* **Directions**
Reproduce every entry below precisely; do not include the pictures.

* * * * * * *

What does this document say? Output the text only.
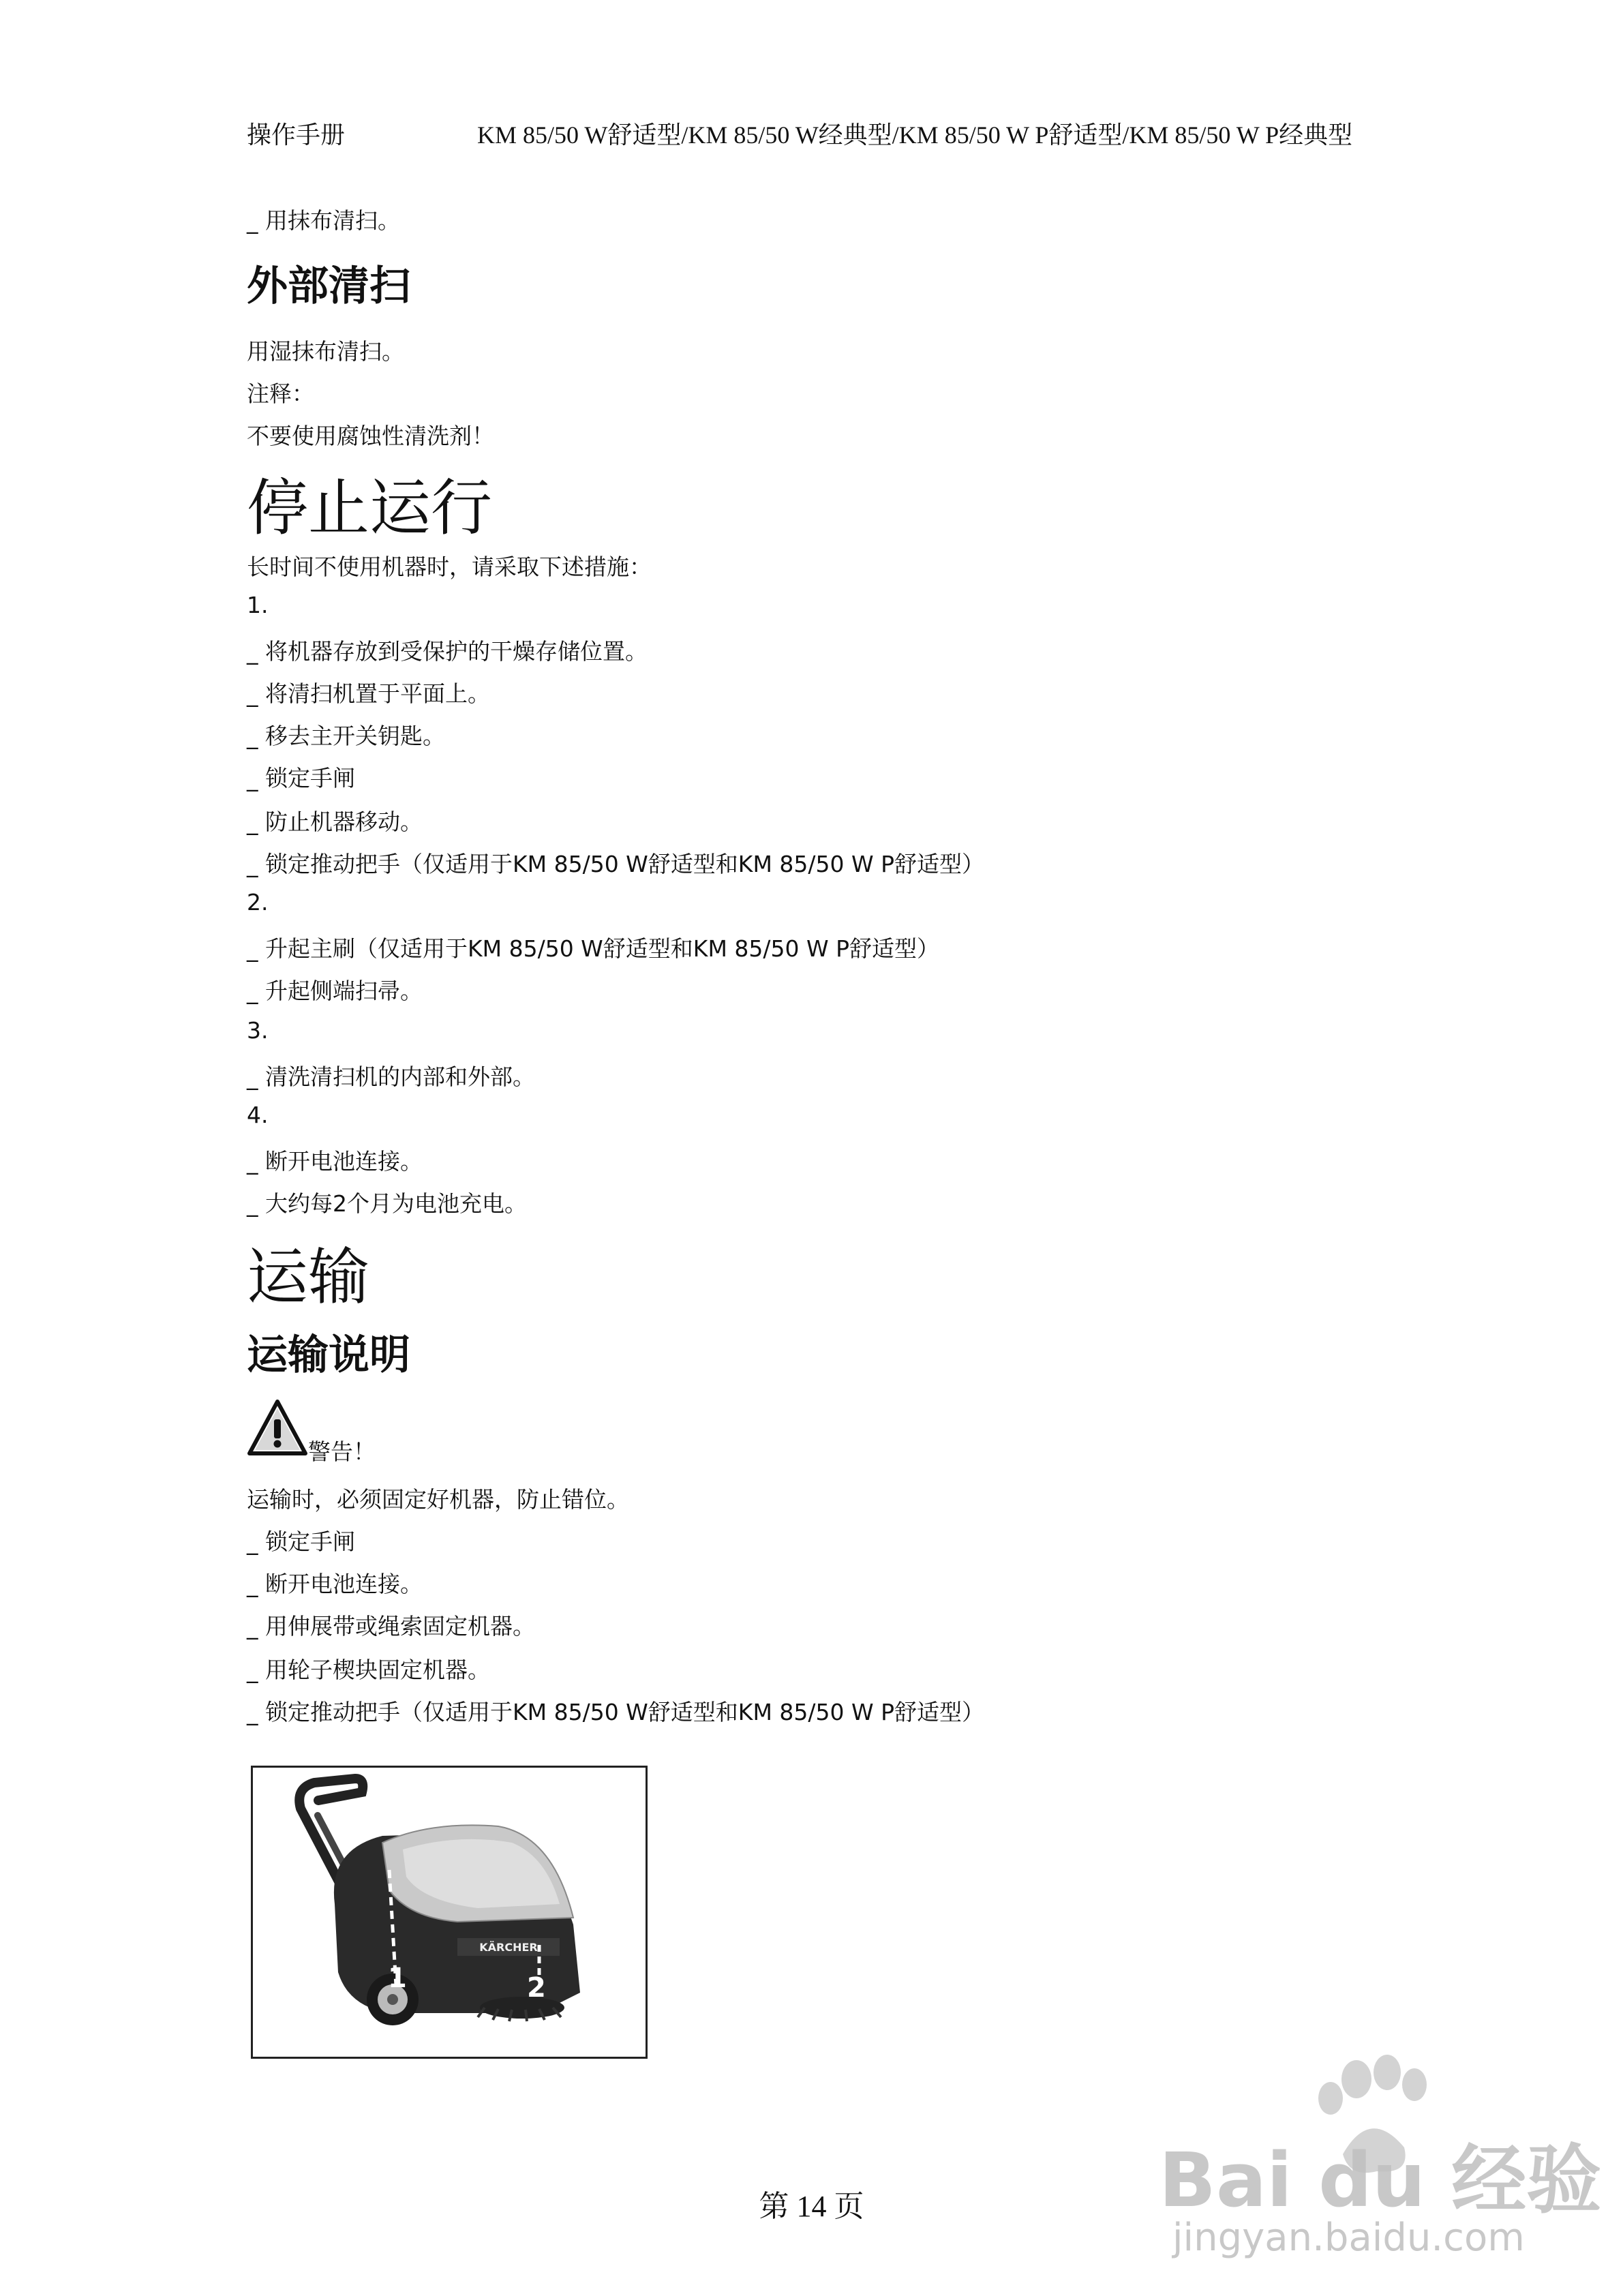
操作手册	KM 85/50 W舒适型/KM 85/50 W经典型/KM 85/50 W P舒适型/KM 85/50 W P经典型
_ 用抹布清扫。
外部清扫
用湿抹布清扫。
注释：
不要使用腐蚀性清洗剂！
停止运行
长时间不使用机器时，请采取下述措施：
1.
_ 将机器存放到受保护的干燥存储位置。
_ 将清扫机置于平面上。
_ 移去主开关钥匙。
_ 锁定手闸
_ 防止机器移动。
_ 锁定推动把手（仅适用于KM 85/50 W舒适型和KM 85/50 W P舒适型）
2.
_ 升起主刷（仅适用于KM 85/50 W舒适型和KM 85/50 W P舒适型）
_ 升起侧端扫帚。
3.
_ 清洗清扫机的内部和外部。
4.
_ 断开电池连接。
_ 大约每2个月为电池充电。
运输
运输说明
警告！
运输时，必须固定好机器，防止错位。
_ 锁定手闸
_ 断开电池连接。
_ 用伸展带或绳索固定机器。
_ 用轮子楔块固定机器。
_ 锁定推动把手（仅适用于KM 85/50 W舒适型和KM 85/50 W P舒适型）
KÄRCHER
1	2
第 14 页	Bai du 经验
jingyan.baidu.com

* * * * * * *

* **Task solution**
What does this document say? Output the text only.
操作手册	KM 85/50 W舒适型/KM 85/50 W经典型/KM 85/50 W P舒适型/KM 85/50 W P经典型
_ 用抹布清扫。
外部清扫
用湿抹布清扫。
注释：
不要使用腐蚀性清洗剂！
停止运行
长时间不使用机器时，请采取下述措施：
1.
_ 将机器存放到受保护的干燥存储位置。
_ 将清扫机置于平面上。
_ 移去主开关钥匙。
_ 锁定手闸
_ 防止机器移动。
_ 锁定推动把手（仅适用于KM 85/50 W舒适型和KM 85/50 W P舒适型）
2.
_ 升起主刷（仅适用于KM 85/50 W舒适型和KM 85/50 W P舒适型）
_ 升起侧端扫帚。
3.
_ 清洗清扫机的内部和外部。
4.
_ 断开电池连接。
_ 大约每2个月为电池充电。
运输
运输说明
警告！
运输时，必须固定好机器，防止错位。
_ 锁定手闸
_ 断开电池连接。
_ 用伸展带或绳索固定机器。
_ 用轮子楔块固定机器。
_ 锁定推动把手（仅适用于KM 85/50 W舒适型和KM 85/50 W P舒适型）
KÄRCHER
1	2
第 14 页	Bai du 经验
jingyan.baidu.com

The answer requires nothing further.